Your task is to repeat the entries underneath exactly, minus the pictures.

Dataset extract:
^^^^^^^^^^^^^^^^

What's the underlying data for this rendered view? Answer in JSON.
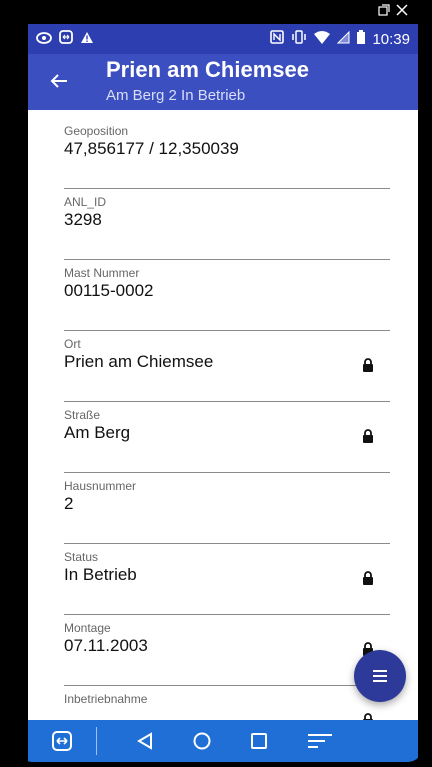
{
  "appbar": {
    "title": "Prien am Chiemsee",
    "subtitle": "Am Berg 2 In Betrieb"
  },
  "statusbar": {
    "time": "10:39",
    "icons_left": [
      "eye-icon",
      "teamviewer-icon",
      "warning-icon"
    ],
    "icons_right": [
      "nfc-icon",
      "vibrate-icon",
      "wifi-icon",
      "signal-icon",
      "battery-icon"
    ]
  },
  "window_controls": [
    "restore-icon",
    "close-icon"
  ],
  "fields": [
    {
      "label": "Geoposition",
      "value": "47,856177 / 12,350039",
      "locked": false
    },
    {
      "label": "ANL_ID",
      "value": "3298",
      "locked": false
    },
    {
      "label": "Mast Nummer",
      "value": "00115-0002",
      "locked": false
    },
    {
      "label": "Ort",
      "value": "Prien am Chiemsee",
      "locked": true
    },
    {
      "label": "Straße",
      "value": "Am Berg",
      "locked": true
    },
    {
      "label": "Hausnummer",
      "value": "2",
      "locked": false
    },
    {
      "label": "Status",
      "value": "In Betrieb",
      "locked": true
    },
    {
      "label": "Montage",
      "value": "07.11.2003",
      "locked": true
    },
    {
      "label": "Inbetriebnahme",
      "value": "",
      "locked": true
    }
  ],
  "navbar": {
    "icons": [
      "teamviewer-icon",
      "back-icon",
      "home-icon",
      "recents-icon",
      "menu-lines-icon"
    ]
  },
  "colors": {
    "appbar": "#3b4fc0",
    "statusbar": "#2d3fb0",
    "fab": "#2d3a9a",
    "navbar": "#1f6fd6"
  }
}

^^^^^^^^^^^^^^^^

Reply to the exercise:
What's the underlying data for this rendered view? Answer in JSON.
{
  "appbar": {
    "title": "Prien am Chiemsee",
    "subtitle": "Am Berg 2 In Betrieb"
  },
  "statusbar": {
    "time": "10:39",
    "icons_left": [
      "eye-icon",
      "teamviewer-icon",
      "warning-icon"
    ],
    "icons_right": [
      "nfc-icon",
      "vibrate-icon",
      "wifi-icon",
      "signal-icon",
      "battery-icon"
    ]
  },
  "window_controls": [
    "restore-icon",
    "close-icon"
  ],
  "fields": [
    {
      "label": "Geoposition",
      "value": "47,856177 / 12,350039",
      "locked": false
    },
    {
      "label": "ANL_ID",
      "value": "3298",
      "locked": false
    },
    {
      "label": "Mast Nummer",
      "value": "00115-0002",
      "locked": false
    },
    {
      "label": "Ort",
      "value": "Prien am Chiemsee",
      "locked": true
    },
    {
      "label": "Straße",
      "value": "Am Berg",
      "locked": true
    },
    {
      "label": "Hausnummer",
      "value": "2",
      "locked": false
    },
    {
      "label": "Status",
      "value": "In Betrieb",
      "locked": true
    },
    {
      "label": "Montage",
      "value": "07.11.2003",
      "locked": true
    },
    {
      "label": "Inbetriebnahme",
      "value": "",
      "locked": true
    }
  ],
  "navbar": {
    "icons": [
      "teamviewer-icon",
      "back-icon",
      "home-icon",
      "recents-icon",
      "menu-lines-icon"
    ]
  },
  "colors": {
    "appbar": "#3b4fc0",
    "statusbar": "#2d3fb0",
    "fab": "#2d3a9a",
    "navbar": "#1f6fd6"
  }
}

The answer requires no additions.